_Problem description_. Output every line of the material exactly, omitting images.
** BEGIN Provided entries **
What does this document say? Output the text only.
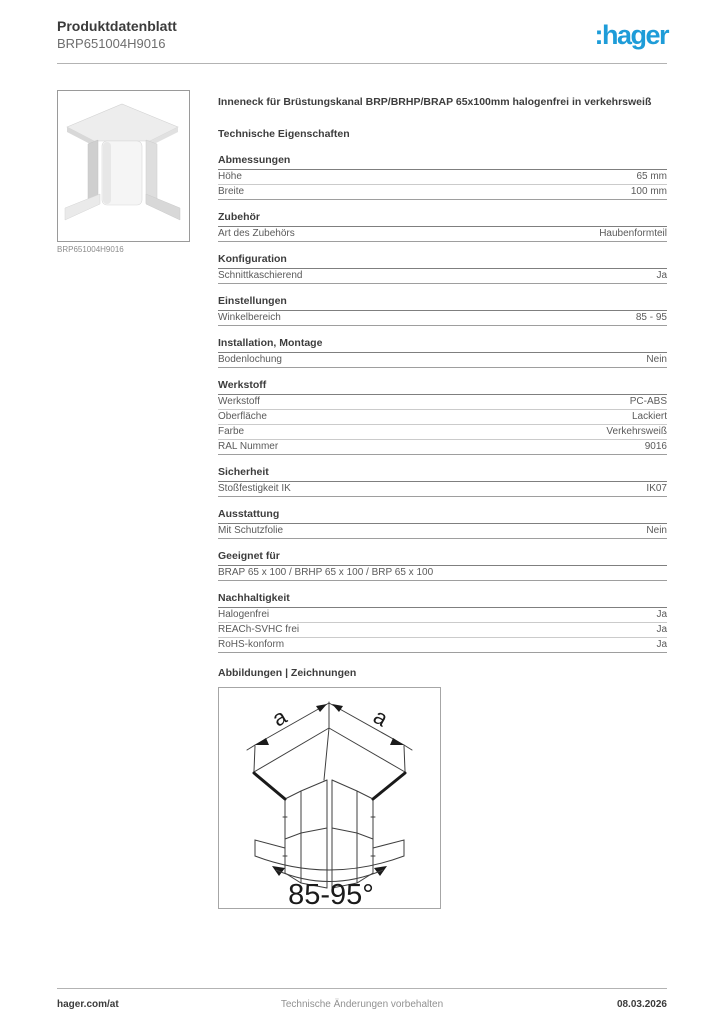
Produktdatenblatt
BRP651004H9016	:hager
BRP651004H9016
Inneneck für Brüstungskanal BRP/BRHP/BRAP 65x100mm halogenfrei in verkehrsweiß
Technische Eigenschaften
Abmessungen
Höhe	65 mm
Breite	100 mm
Zubehör
Art des Zubehörs	Haubenformteil
Konfiguration
Schnittkaschierend	Ja
Einstellungen
Winkelbereich	85 - 95
Installation, Montage
Bodenlochung	Nein
Werkstoff
Werkstoff	PC-ABS
Oberfläche	Lackiert
Farbe	Verkehrsweiß
RAL Nummer	9016
Sicherheit
Stoßfestigkeit IK	IK07
Ausstattung
Mit Schutzfolie	Nein
Geeignet für
BRAP 65 x 100 / BRHP 65 x 100 / BRP 65 x 100
Nachhaltigkeit
Halogenfrei	Ja
REACh-SVHC frei	Ja
RoHS-konform	Ja
Abbildungen | Zeichnungen
a	a
85-95°
hager.com/at	Technische Änderungen vorbehalten	08.03.2026
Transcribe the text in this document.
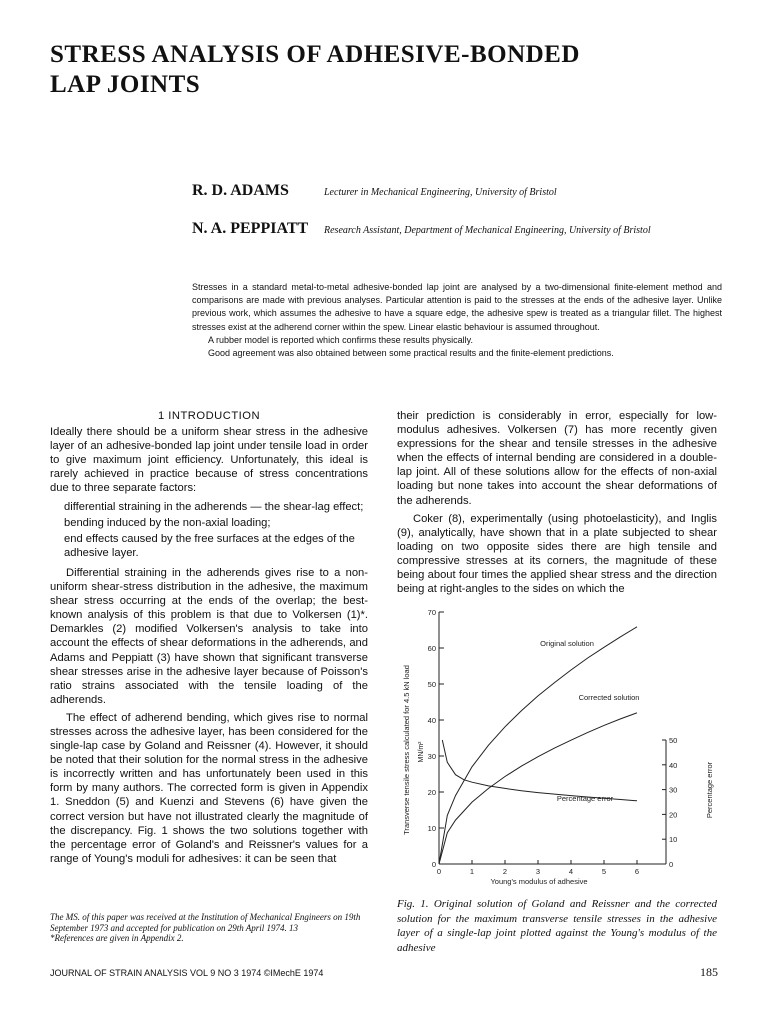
STRESS ANALYSIS OF ADHESIVE-BONDED
LAP JOINTS
R. D. ADAMS	Lecturer in Mechanical Engineering, University of Bristol
N. A. PEPPIATT Research Assistant, Department of Mechanical Engineering, University of Bristol

Stresses in a standard metal-to-metal adhesive-bonded lap joint are analysed by a two-dimensional finite-element method and comparisons are made with previous analyses. Particular attention is paid to the stresses at the ends of the adhesive layer. Unlike previous work, which assumes the adhesive to have a square edge, the adhesive spew is treated as a triangular fillet. The highest stresses exist at the adherend corner within the spew. Linear elastic behaviour is assumed throughout.

A rubber model is reported which confirms these results physically.

Good agreement was also obtained between some practical results and the finite-element predictions.

1 INTRODUCTION

Ideally there should be a uniform shear stress in the adhesive layer of an adhesive-bonded lap joint under tensile load in order to give maximum joint efficiency. Unfortunately, this ideal is rarely achieved in practice because of stress concentrations due to three separate factors:

differential straining in the adherends — the shear-lag effect;
bending induced by the non-axial loading;
end effects caused by the free surfaces at the edges of the adhesive layer.

Differential straining in the adherends gives rise to a non-uniform shear-stress distribution in the adhesive, the maximum shear stress occurring at the ends of the overlap; the best-known analysis of this problem is that due to Volkersen (1)*. Demarkles (2) modified Volkersen's analysis to take into account the effects of shear deformations in the adherends, and Adams and Peppiatt (3) have shown that significant transverse shear stresses arise in the adhesive layer because of Poisson's ratio strains associated with the tensile loading of the adherends.

The effect of adherend bending, which gives rise to normal stresses across the adhesive layer, has been considered for the single-lap case by Goland and Reissner (4). However, it should be noted that their solution for the normal stress in the adhesive is incorrectly written and has unfortunately been used in this form by many authors. The corrected form is given in Appendix 1. Sneddon (5) and Kuenzi and Stevens (6) have given the correct version but have not illustrated clearly the magnitude of the discrepancy. Fig. 1 shows the two solutions together with the percentage error of Goland's and Reissner's values for a range of Young's moduli for adhesives: it can be seen that

their prediction is considerably in error, especially for low-modulus adhesives. Volkersen (7) has more recently given expressions for the shear and tensile stresses in the adhesive when the effects of internal bending are considered in a double-lap joint. All of these solutions allow for the effects of non-axial loading but none takes into account the shear deformations of the adherends.

Coker (8), experimentally (using photoelasticity), and Inglis (9), analytically, have shown that in a plate subjected to shear loading on two opposite sides there are high tensile and compressive stresses at its corners, the magnitude of these being about four times the applied shear stress and the direction being at right-angles to the sides on which the

0
10
20
30
40
50
60
70
0	1	2	3	4	5	6
0
10
20
30
40
50
Transverse tensile stress calculated for 4.5 kN load MN/m²
Percentage error
Young's modulus of adhesive
Original solution
Corrected solution
Percentage error
Fig. 1. Original solution of Goland and Reissner and the corrected solution for the maximum transverse tensile stresses in the adhesive layer of a single-lap joint plotted against the Young's modulus of the adhesive

The MS. of this paper was received at the Institution of Mechanical Engineers on 19th September 1973 and accepted for publication on 29th April 1974. 13

*References are given in Appendix 2.

JOURNAL OF STRAIN ANALYSIS VOL 9 NO 3 1974 ©IMechE 1974	185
** END Provided entries **
_Task output_.
What does this document say? Output the text only.
Produktdatenblatt
BRP651004H9016	:hager
BRP651004H9016
Inneneck für Brüstungskanal BRP/BRHP/BRAP 65x100mm halogenfrei in verkehrsweiß
Technische Eigenschaften
Abmessungen
Höhe	65 mm
Breite	100 mm
Zubehör
Art des Zubehörs	Haubenformteil
Konfiguration
Schnittkaschierend	Ja
Einstellungen
Winkelbereich	85 - 95
Installation, Montage
Bodenlochung	Nein
Werkstoff
Werkstoff	PC-ABS
Oberfläche	Lackiert
Farbe	Verkehrsweiß
RAL Nummer	9016
Sicherheit
Stoßfestigkeit IK	IK07
Ausstattung
Mit Schutzfolie	Nein
Geeignet für
BRAP 65 x 100 / BRHP 65 x 100 / BRP 65 x 100
Nachhaltigkeit
Halogenfrei	Ja
REACh-SVHC frei	Ja
RoHS-konform	Ja
Abbildungen | Zeichnungen
a	a
85-95°
hager.com/at	Technische Änderungen vorbehalten	08.03.2026
Transcribe the text in this document.
STRESS ANALYSIS OF ADHESIVE-BONDED
LAP JOINTS
R. D. ADAMS	Lecturer in Mechanical Engineering, University of Bristol
N. A. PEPPIATT Research Assistant, Department of Mechanical Engineering, University of Bristol

Stresses in a standard metal-to-metal adhesive-bonded lap joint are analysed by a two-dimensional finite-element method and comparisons are made with previous analyses. Particular attention is paid to the stresses at the ends of the adhesive layer. Unlike previous work, which assumes the adhesive to have a square edge, the adhesive spew is treated as a triangular fillet. The highest stresses exist at the adherend corner within the spew. Linear elastic behaviour is assumed throughout.

A rubber model is reported which confirms these results physically.

Good agreement was also obtained between some practical results and the finite-element predictions.

1 INTRODUCTION

Ideally there should be a uniform shear stress in the adhesive layer of an adhesive-bonded lap joint under tensile load in order to give maximum joint efficiency. Unfortunately, this ideal is rarely achieved in practice because of stress concentrations due to three separate factors:

differential straining in the adherends — the shear-lag effect;
bending induced by the non-axial loading;
end effects caused by the free surfaces at the edges of the adhesive layer.

Differential straining in the adherends gives rise to a non-uniform shear-stress distribution in the adhesive, the maximum shear stress occurring at the ends of the overlap; the best-known analysis of this problem is that due to Volkersen (1)*. Demarkles (2) modified Volkersen's analysis to take into account the effects of shear deformations in the adherends, and Adams and Peppiatt (3) have shown that significant transverse shear stresses arise in the adhesive layer because of Poisson's ratio strains associated with the tensile loading of the adherends.

The effect of adherend bending, which gives rise to normal stresses across the adhesive layer, has been considered for the single-lap case by Goland and Reissner (4). However, it should be noted that their solution for the normal stress in the adhesive is incorrectly written and has unfortunately been used in this form by many authors. The corrected form is given in Appendix 1. Sneddon (5) and Kuenzi and Stevens (6) have given the correct version but have not illustrated clearly the magnitude of the discrepancy. Fig. 1 shows the two solutions together with the percentage error of Goland's and Reissner's values for a range of Young's moduli for adhesives: it can be seen that

their prediction is considerably in error, especially for low-modulus adhesives. Volkersen (7) has more recently given expressions for the shear and tensile stresses in the adhesive when the effects of internal bending are considered in a double-lap joint. All of these solutions allow for the effects of non-axial loading but none takes into account the shear deformations of the adherends.

Coker (8), experimentally (using photoelasticity), and Inglis (9), analytically, have shown that in a plate subjected to shear loading on two opposite sides there are high tensile and compressive stresses at its corners, the magnitude of these being about four times the applied shear stress and the direction being at right-angles to the sides on which the

0
10
20
30
40
50
60
70
0	1	2	3	4	5	6
0
10
20
30
40
50
Transverse tensile stress calculated for 4.5 kN load MN/m²
Percentage error
Young's modulus of adhesive
Original solution
Corrected solution
Percentage error
Fig. 1. Original solution of Goland and Reissner and the corrected solution for the maximum transverse tensile stresses in the adhesive layer of a single-lap joint plotted against the Young's modulus of the adhesive

The MS. of this paper was received at the Institution of Mechanical Engineers on 19th September 1973 and accepted for publication on 29th April 1974. 13

*References are given in Appendix 2.

JOURNAL OF STRAIN ANALYSIS VOL 9 NO 3 1974 ©IMechE 1974	185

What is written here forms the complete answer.